### Provided records
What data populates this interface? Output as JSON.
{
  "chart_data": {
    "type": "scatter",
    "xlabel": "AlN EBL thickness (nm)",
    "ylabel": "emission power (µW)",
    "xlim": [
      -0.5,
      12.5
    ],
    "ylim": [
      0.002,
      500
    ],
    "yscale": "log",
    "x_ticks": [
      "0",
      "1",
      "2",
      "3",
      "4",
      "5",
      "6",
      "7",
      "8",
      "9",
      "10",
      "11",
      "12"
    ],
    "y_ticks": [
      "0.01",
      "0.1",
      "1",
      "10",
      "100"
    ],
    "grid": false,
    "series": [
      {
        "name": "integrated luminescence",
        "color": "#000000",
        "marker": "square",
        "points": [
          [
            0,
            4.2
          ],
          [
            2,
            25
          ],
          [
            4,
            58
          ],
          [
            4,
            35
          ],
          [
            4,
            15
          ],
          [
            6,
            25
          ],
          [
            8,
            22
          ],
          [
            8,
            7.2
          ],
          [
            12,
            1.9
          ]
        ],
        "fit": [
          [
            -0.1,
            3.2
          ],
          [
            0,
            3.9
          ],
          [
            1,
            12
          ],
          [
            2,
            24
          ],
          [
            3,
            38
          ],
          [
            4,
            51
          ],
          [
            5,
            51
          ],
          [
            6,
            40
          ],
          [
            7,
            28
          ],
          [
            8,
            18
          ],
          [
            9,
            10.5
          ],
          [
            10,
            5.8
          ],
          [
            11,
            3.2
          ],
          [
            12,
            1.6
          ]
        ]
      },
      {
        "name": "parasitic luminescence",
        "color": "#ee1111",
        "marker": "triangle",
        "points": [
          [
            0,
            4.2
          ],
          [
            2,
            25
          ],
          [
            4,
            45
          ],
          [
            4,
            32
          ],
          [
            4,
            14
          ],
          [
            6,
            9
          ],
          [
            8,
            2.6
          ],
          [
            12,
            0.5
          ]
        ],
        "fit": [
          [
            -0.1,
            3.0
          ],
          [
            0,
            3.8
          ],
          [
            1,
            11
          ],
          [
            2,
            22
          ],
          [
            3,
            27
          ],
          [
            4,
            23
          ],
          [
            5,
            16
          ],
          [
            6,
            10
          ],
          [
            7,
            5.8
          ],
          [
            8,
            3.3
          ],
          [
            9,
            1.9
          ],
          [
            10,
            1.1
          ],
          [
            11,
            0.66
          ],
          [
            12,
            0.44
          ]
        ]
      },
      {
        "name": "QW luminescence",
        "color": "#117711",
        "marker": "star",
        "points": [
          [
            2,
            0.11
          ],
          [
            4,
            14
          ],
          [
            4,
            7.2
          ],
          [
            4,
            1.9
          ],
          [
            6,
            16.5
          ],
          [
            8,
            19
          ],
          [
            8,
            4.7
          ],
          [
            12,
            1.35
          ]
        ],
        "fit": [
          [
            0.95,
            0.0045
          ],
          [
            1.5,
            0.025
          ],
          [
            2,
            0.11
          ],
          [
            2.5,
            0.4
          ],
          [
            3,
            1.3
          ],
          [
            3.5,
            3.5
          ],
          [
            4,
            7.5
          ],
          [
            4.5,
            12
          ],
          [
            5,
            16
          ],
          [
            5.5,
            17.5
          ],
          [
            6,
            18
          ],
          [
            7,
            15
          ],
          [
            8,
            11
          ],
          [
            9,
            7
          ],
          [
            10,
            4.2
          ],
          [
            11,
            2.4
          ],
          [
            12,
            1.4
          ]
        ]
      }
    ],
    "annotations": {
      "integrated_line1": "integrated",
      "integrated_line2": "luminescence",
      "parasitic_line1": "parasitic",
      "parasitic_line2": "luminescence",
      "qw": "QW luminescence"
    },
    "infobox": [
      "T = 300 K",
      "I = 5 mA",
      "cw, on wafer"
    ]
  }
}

### Brief
From the material above, copy each line that includes the word "luminescence".

### Reply
        "name": "integrated luminescence",
        "name": "parasitic luminescence",
        "name": "QW luminescence",
      "integrated_line2": "luminescence",
      "parasitic_line2": "luminescence",
      "qw": "QW luminescence"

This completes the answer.